Which lines below hold the word "this"? Copy all of them.

ENTRIES SHOWN ::
──────

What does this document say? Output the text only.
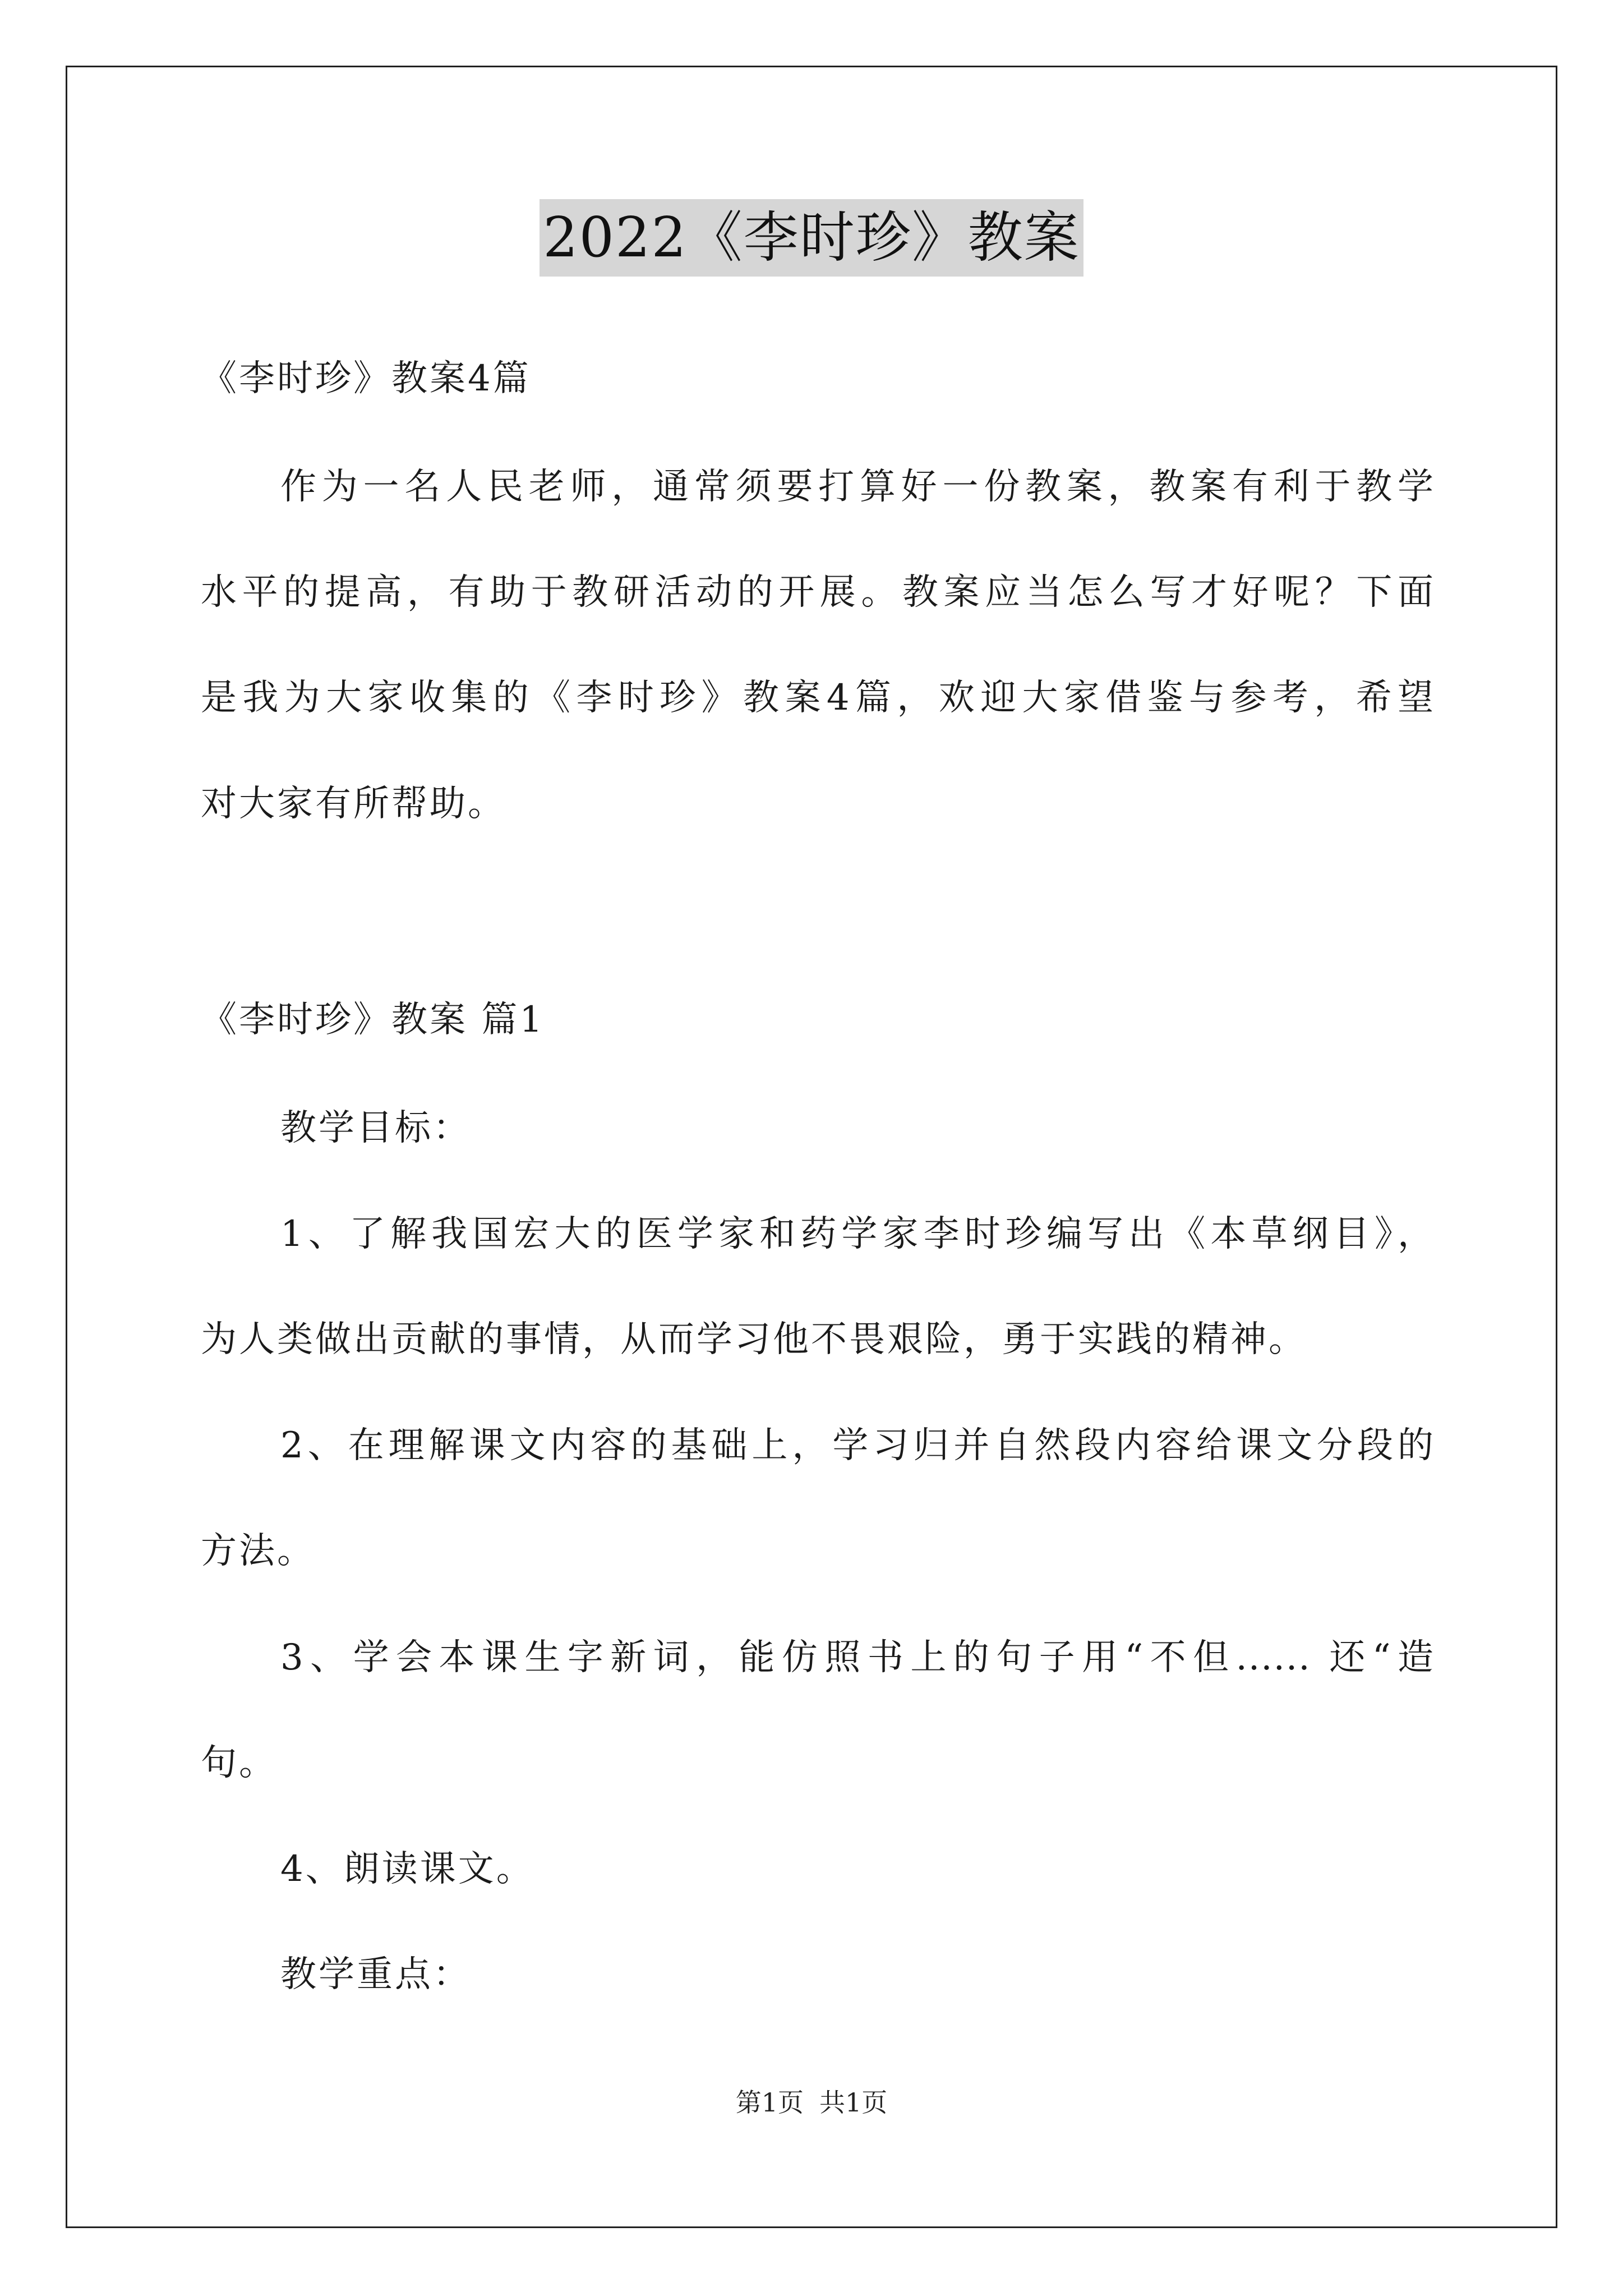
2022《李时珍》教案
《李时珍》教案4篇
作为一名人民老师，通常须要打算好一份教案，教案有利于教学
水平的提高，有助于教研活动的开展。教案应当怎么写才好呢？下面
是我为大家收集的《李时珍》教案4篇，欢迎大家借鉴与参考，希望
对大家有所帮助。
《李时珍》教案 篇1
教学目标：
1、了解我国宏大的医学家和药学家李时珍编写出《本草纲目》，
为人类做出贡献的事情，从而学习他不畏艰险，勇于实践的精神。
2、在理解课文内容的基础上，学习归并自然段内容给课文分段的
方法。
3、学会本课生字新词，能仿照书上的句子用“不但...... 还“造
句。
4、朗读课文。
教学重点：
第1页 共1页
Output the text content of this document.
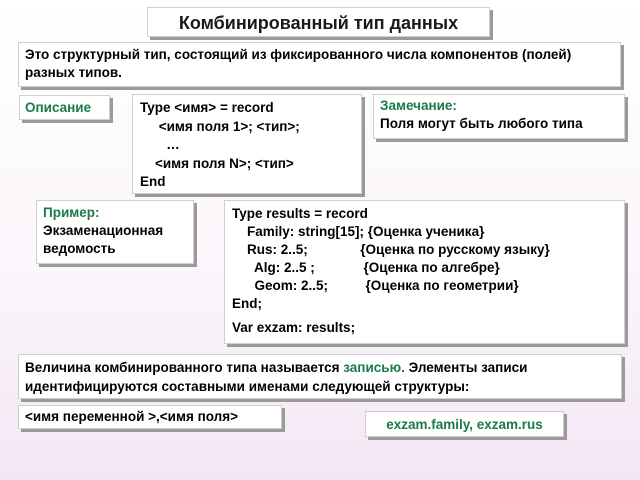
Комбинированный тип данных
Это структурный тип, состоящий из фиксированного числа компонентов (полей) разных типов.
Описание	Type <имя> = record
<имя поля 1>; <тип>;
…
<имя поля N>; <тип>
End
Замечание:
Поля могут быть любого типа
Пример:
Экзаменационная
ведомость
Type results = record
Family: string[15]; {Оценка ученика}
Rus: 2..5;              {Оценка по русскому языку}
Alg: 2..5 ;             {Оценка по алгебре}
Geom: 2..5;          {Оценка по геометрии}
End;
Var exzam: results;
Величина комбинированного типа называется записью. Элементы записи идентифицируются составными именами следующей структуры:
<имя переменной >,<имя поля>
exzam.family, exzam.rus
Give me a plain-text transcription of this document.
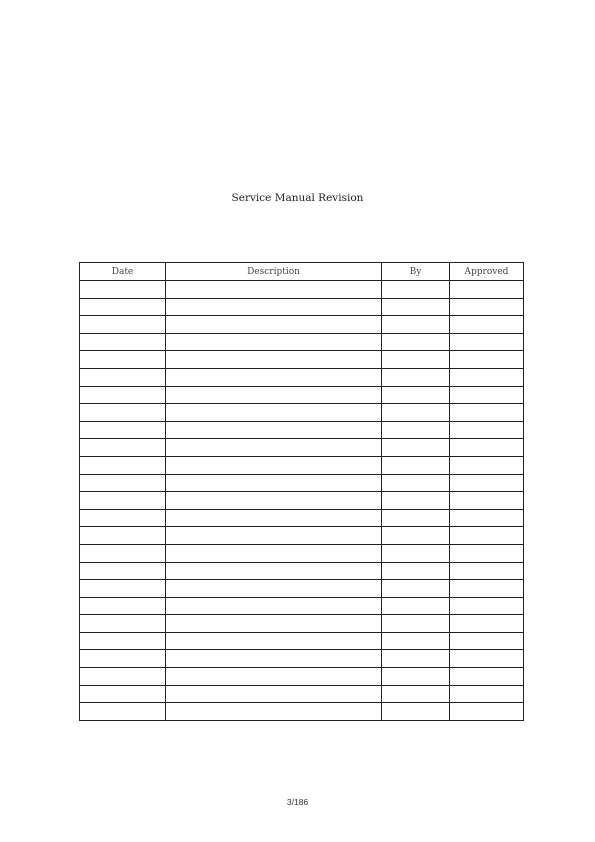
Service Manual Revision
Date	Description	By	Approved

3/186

──────

CORRECT RESPONSE ::
What does this document say? Output the text only.
Output the text content of this document.
Give me a plain-text transcription of this document.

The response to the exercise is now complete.